Task –
Repeat all of the data precisely.

Material provided –
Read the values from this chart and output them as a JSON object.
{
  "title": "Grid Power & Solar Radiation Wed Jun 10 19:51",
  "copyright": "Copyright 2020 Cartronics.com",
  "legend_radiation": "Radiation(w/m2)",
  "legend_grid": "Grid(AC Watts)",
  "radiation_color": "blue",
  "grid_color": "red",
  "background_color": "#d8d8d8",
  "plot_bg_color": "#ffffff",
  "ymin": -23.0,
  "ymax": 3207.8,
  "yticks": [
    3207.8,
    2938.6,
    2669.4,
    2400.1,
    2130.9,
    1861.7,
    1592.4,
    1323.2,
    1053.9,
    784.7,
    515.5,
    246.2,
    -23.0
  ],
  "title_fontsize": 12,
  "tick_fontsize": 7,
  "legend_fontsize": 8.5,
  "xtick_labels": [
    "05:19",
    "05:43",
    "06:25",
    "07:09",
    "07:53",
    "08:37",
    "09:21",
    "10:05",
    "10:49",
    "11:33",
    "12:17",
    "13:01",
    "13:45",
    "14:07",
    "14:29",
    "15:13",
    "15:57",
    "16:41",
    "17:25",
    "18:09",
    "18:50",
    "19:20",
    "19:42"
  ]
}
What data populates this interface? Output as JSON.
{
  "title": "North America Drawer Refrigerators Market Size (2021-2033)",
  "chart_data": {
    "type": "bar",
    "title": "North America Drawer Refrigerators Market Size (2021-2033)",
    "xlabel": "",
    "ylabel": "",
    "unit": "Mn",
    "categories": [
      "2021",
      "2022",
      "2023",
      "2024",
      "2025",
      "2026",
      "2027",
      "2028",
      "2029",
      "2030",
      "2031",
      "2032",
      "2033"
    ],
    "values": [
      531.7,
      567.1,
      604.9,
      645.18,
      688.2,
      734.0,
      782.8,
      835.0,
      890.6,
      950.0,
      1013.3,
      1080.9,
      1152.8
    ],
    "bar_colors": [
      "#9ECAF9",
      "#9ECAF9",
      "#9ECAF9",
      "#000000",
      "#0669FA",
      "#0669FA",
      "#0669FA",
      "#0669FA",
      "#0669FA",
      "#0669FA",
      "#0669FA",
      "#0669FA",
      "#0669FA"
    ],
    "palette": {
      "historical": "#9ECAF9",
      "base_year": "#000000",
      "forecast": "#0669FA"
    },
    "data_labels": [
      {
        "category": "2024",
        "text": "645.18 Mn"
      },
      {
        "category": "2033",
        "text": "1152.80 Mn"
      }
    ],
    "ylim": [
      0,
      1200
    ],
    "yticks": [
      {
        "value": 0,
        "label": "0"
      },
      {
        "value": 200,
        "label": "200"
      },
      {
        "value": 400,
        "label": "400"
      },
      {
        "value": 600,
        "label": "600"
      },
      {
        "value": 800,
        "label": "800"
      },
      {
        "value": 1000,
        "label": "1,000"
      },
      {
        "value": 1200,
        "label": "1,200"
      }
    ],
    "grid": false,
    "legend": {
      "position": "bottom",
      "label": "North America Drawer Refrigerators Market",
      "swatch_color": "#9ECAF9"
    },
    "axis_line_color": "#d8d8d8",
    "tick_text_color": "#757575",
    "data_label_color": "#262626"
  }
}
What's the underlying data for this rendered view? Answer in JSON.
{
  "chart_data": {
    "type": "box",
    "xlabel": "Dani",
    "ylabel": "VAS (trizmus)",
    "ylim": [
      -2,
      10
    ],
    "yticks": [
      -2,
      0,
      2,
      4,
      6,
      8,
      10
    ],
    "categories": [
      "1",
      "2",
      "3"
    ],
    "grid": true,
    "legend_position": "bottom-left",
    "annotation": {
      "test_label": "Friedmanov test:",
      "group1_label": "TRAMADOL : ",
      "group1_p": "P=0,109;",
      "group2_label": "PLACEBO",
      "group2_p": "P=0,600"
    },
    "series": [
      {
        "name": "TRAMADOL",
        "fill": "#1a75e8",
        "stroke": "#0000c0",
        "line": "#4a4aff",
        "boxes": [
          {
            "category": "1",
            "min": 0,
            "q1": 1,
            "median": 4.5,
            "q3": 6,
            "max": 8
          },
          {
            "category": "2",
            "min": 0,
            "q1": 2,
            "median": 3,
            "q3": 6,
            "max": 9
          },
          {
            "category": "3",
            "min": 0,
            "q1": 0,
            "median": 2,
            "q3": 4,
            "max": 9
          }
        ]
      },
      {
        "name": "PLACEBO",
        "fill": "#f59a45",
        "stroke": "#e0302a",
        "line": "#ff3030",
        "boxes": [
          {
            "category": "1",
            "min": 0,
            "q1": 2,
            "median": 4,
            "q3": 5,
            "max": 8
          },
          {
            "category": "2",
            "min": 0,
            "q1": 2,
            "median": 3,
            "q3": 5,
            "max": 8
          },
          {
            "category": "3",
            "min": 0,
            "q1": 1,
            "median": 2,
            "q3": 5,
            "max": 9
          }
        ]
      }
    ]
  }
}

Exercise answer –
Read the values from this chart and output them as a JSON object.
{
  "title": "Grid Power & Solar Radiation Wed Jun 10 19:51",
  "copyright": "Copyright 2020 Cartronics.com",
  "legend_radiation": "Radiation(w/m2)",
  "legend_grid": "Grid(AC Watts)",
  "radiation_color": "blue",
  "grid_color": "red",
  "background_color": "#d8d8d8",
  "plot_bg_color": "#ffffff",
  "ymin": -23.0,
  "ymax": 3207.8,
  "yticks": [
    3207.8,
    2938.6,
    2669.4,
    2400.1,
    2130.9,
    1861.7,
    1592.4,
    1323.2,
    1053.9,
    784.7,
    515.5,
    246.2,
    -23.0
  ],
  "title_fontsize": 12,
  "tick_fontsize": 7,
  "legend_fontsize": 8.5,
  "xtick_labels": [
    "05:19",
    "05:43",
    "06:25",
    "07:09",
    "07:53",
    "08:37",
    "09:21",
    "10:05",
    "10:49",
    "11:33",
    "12:17",
    "13:01",
    "13:45",
    "14:07",
    "14:29",
    "15:13",
    "15:57",
    "16:41",
    "17:25",
    "18:09",
    "18:50",
    "19:20",
    "19:42"
  ]
}
What data populates this interface? Output as JSON.
{
  "title": "North America Drawer Refrigerators Market Size (2021-2033)",
  "chart_data": {
    "type": "bar",
    "title": "North America Drawer Refrigerators Market Size (2021-2033)",
    "xlabel": "",
    "ylabel": "",
    "unit": "Mn",
    "categories": [
      "2021",
      "2022",
      "2023",
      "2024",
      "2025",
      "2026",
      "2027",
      "2028",
      "2029",
      "2030",
      "2031",
      "2032",
      "2033"
    ],
    "values": [
      531.7,
      567.1,
      604.9,
      645.18,
      688.2,
      734.0,
      782.8,
      835.0,
      890.6,
      950.0,
      1013.3,
      1080.9,
      1152.8
    ],
    "bar_colors": [
      "#9ECAF9",
      "#9ECAF9",
      "#9ECAF9",
      "#000000",
      "#0669FA",
      "#0669FA",
      "#0669FA",
      "#0669FA",
      "#0669FA",
      "#0669FA",
      "#0669FA",
      "#0669FA",
      "#0669FA"
    ],
    "palette": {
      "historical": "#9ECAF9",
      "base_year": "#000000",
      "forecast": "#0669FA"
    },
    "data_labels": [
      {
        "category": "2024",
        "text": "645.18 Mn"
      },
      {
        "category": "2033",
        "text": "1152.80 Mn"
      }
    ],
    "ylim": [
      0,
      1200
    ],
    "yticks": [
      {
        "value": 0,
        "label": "0"
      },
      {
        "value": 200,
        "label": "200"
      },
      {
        "value": 400,
        "label": "400"
      },
      {
        "value": 600,
        "label": "600"
      },
      {
        "value": 800,
        "label": "800"
      },
      {
        "value": 1000,
        "label": "1,000"
      },
      {
        "value": 1200,
        "label": "1,200"
      }
    ],
    "grid": false,
    "legend": {
      "position": "bottom",
      "label": "North America Drawer Refrigerators Market",
      "swatch_color": "#9ECAF9"
    },
    "axis_line_color": "#d8d8d8",
    "tick_text_color": "#757575",
    "data_label_color": "#262626"
  }
}
What's the underlying data for this rendered view? Answer in JSON.
{
  "chart_data": {
    "type": "box",
    "xlabel": "Dani",
    "ylabel": "VAS (trizmus)",
    "ylim": [
      -2,
      10
    ],
    "yticks": [
      -2,
      0,
      2,
      4,
      6,
      8,
      10
    ],
    "categories": [
      "1",
      "2",
      "3"
    ],
    "grid": true,
    "legend_position": "bottom-left",
    "annotation": {
      "test_label": "Friedmanov test:",
      "group1_label": "TRAMADOL : ",
      "group1_p": "P=0,109;",
      "group2_label": "PLACEBO",
      "group2_p": "P=0,600"
    },
    "series": [
      {
        "name": "TRAMADOL",
        "fill": "#1a75e8",
        "stroke": "#0000c0",
        "line": "#4a4aff",
        "boxes": [
          {
            "category": "1",
            "min": 0,
            "q1": 1,
            "median": 4.5,
            "q3": 6,
            "max": 8
          },
          {
            "category": "2",
            "min": 0,
            "q1": 2,
            "median": 3,
            "q3": 6,
            "max": 9
          },
          {
            "category": "3",
            "min": 0,
            "q1": 0,
            "median": 2,
            "q3": 4,
            "max": 9
          }
        ]
      },
      {
        "name": "PLACEBO",
        "fill": "#f59a45",
        "stroke": "#e0302a",
        "line": "#ff3030",
        "boxes": [
          {
            "category": "1",
            "min": 0,
            "q1": 2,
            "median": 4,
            "q3": 5,
            "max": 8
          },
          {
            "category": "2",
            "min": 0,
            "q1": 2,
            "median": 3,
            "q3": 5,
            "max": 8
          },
          {
            "category": "3",
            "min": 0,
            "q1": 1,
            "median": 2,
            "q3": 5,
            "max": 9
          }
        ]
      }
    ]
  }
}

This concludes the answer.